Given problem
Go through the entries below and retype them exactly, omitting each picture.

Exercise inputs
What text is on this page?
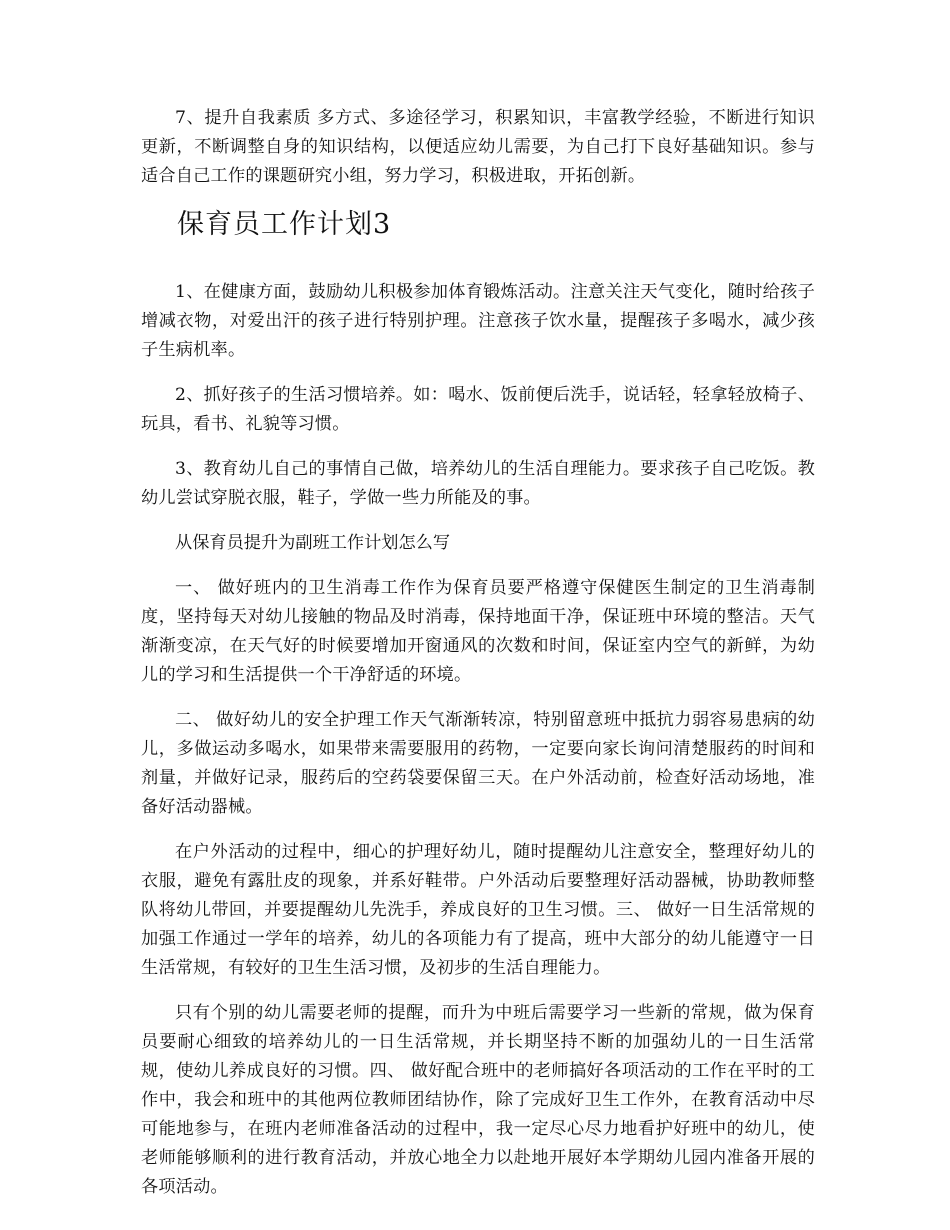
7、提升自我素质 多方式、多途径学习，积累知识，丰富教学经验，不断进行知识更新，不断调整自身的知识结构，以便适应幼儿需要，为自己打下良好基础知识。参与适合自己工作的课题研究小组，努力学习，积极进取，开拓创新。

保育员工作计划3

1、在健康方面，鼓励幼儿积极参加体育锻炼活动。注意关注天气变化，随时给孩子增减衣物，对爱出汗的孩子进行特别护理。注意孩子饮水量，提醒孩子多喝水，减少孩子生病机率。

2、抓好孩子的生活习惯培养。如：喝水、饭前便后洗手，说话轻，轻拿轻放椅子、玩具，看书、礼貌等习惯。

3、教育幼儿自己的事情自己做，培养幼儿的生活自理能力。要求孩子自己吃饭。教幼儿尝试穿脱衣服，鞋子，学做一些力所能及的事。

从保育员提升为副班工作计划怎么写

一、 做好班内的卫生消毒工作作为保育员要严格遵守保健医生制定的卫生消毒制度，坚持每天对幼儿接触的物品及时消毒，保持地面干净，保证班中环境的整洁。天气渐渐变凉，在天气好的时候要增加开窗通风的次数和时间，保证室内空气的新鲜，为幼儿的学习和生活提供一个干净舒适的环境。

二、 做好幼儿的安全护理工作天气渐渐转凉，特别留意班中抵抗力弱容易患病的幼儿，多做运动多喝水，如果带来需要服用的药物，一定要向家长询问清楚服药的时间和剂量，并做好记录，服药后的空药袋要保留三天。在户外活动前，检查好活动场地，准备好活动器械。

在户外活动的过程中，细心的护理好幼儿，随时提醒幼儿注意安全，整理好幼儿的衣服，避免有露肚皮的现象，并系好鞋带。户外活动后要整理好活动器械，协助教师整队将幼儿带回，并要提醒幼儿先洗手，养成良好的卫生习惯。三、 做好一日生活常规的加强工作通过一学年的培养，幼儿的各项能力有了提高，班中大部分的幼儿能遵守一日生活常规，有较好的卫生生活习惯，及初步的生活自理能力。

只有个别的幼儿需要老师的提醒，而升为中班后需要学习一些新的常规，做为保育员要耐心细致的培养幼儿的一日生活常规，并长期坚持不断的加强幼儿的一日生活常规，使幼儿养成良好的习惯。四、 做好配合班中的老师搞好各项活动的工作在平时的工作中，我会和班中的其他两位教师团结协作，除了完成好卫生工作外，在教育活动中尽可能地参与，在班内老师准备活动的过程中，我一定尽心尽力地看护好班中的幼儿，使老师能够顺利的进行教育活动，并放心地全力以赴地开展好本学期幼儿园内准备开展的各项活动。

Solution
What text is on this page?
7、提升自我素质 多方式、多途径学习，积累知识，丰富教学经验，不断进行知识更新，不断调整自身的知识结构，以便适应幼儿需要，为自己打下良好基础知识。参与适合自己工作的课题研究小组，努力学习，积极进取，开拓创新。

保育员工作计划3

1、在健康方面，鼓励幼儿积极参加体育锻炼活动。注意关注天气变化，随时给孩子增减衣物，对爱出汗的孩子进行特别护理。注意孩子饮水量，提醒孩子多喝水，减少孩子生病机率。

2、抓好孩子的生活习惯培养。如：喝水、饭前便后洗手，说话轻，轻拿轻放椅子、玩具，看书、礼貌等习惯。

3、教育幼儿自己的事情自己做，培养幼儿的生活自理能力。要求孩子自己吃饭。教幼儿尝试穿脱衣服，鞋子，学做一些力所能及的事。

从保育员提升为副班工作计划怎么写

一、 做好班内的卫生消毒工作作为保育员要严格遵守保健医生制定的卫生消毒制度，坚持每天对幼儿接触的物品及时消毒，保持地面干净，保证班中环境的整洁。天气渐渐变凉，在天气好的时候要增加开窗通风的次数和时间，保证室内空气的新鲜，为幼儿的学习和生活提供一个干净舒适的环境。

二、 做好幼儿的安全护理工作天气渐渐转凉，特别留意班中抵抗力弱容易患病的幼儿，多做运动多喝水，如果带来需要服用的药物，一定要向家长询问清楚服药的时间和剂量，并做好记录，服药后的空药袋要保留三天。在户外活动前，检查好活动场地，准备好活动器械。

在户外活动的过程中，细心的护理好幼儿，随时提醒幼儿注意安全，整理好幼儿的衣服，避免有露肚皮的现象，并系好鞋带。户外活动后要整理好活动器械，协助教师整队将幼儿带回，并要提醒幼儿先洗手，养成良好的卫生习惯。三、 做好一日生活常规的加强工作通过一学年的培养，幼儿的各项能力有了提高，班中大部分的幼儿能遵守一日生活常规，有较好的卫生生活习惯，及初步的生活自理能力。

只有个别的幼儿需要老师的提醒，而升为中班后需要学习一些新的常规，做为保育员要耐心细致的培养幼儿的一日生活常规，并长期坚持不断的加强幼儿的一日生活常规，使幼儿养成良好的习惯。四、 做好配合班中的老师搞好各项活动的工作在平时的工作中，我会和班中的其他两位教师团结协作，除了完成好卫生工作外，在教育活动中尽可能地参与，在班内老师准备活动的过程中，我一定尽心尽力地看护好班中的幼儿，使老师能够顺利的进行教育活动，并放心地全力以赴地开展好本学期幼儿园内准备开展的各项活动。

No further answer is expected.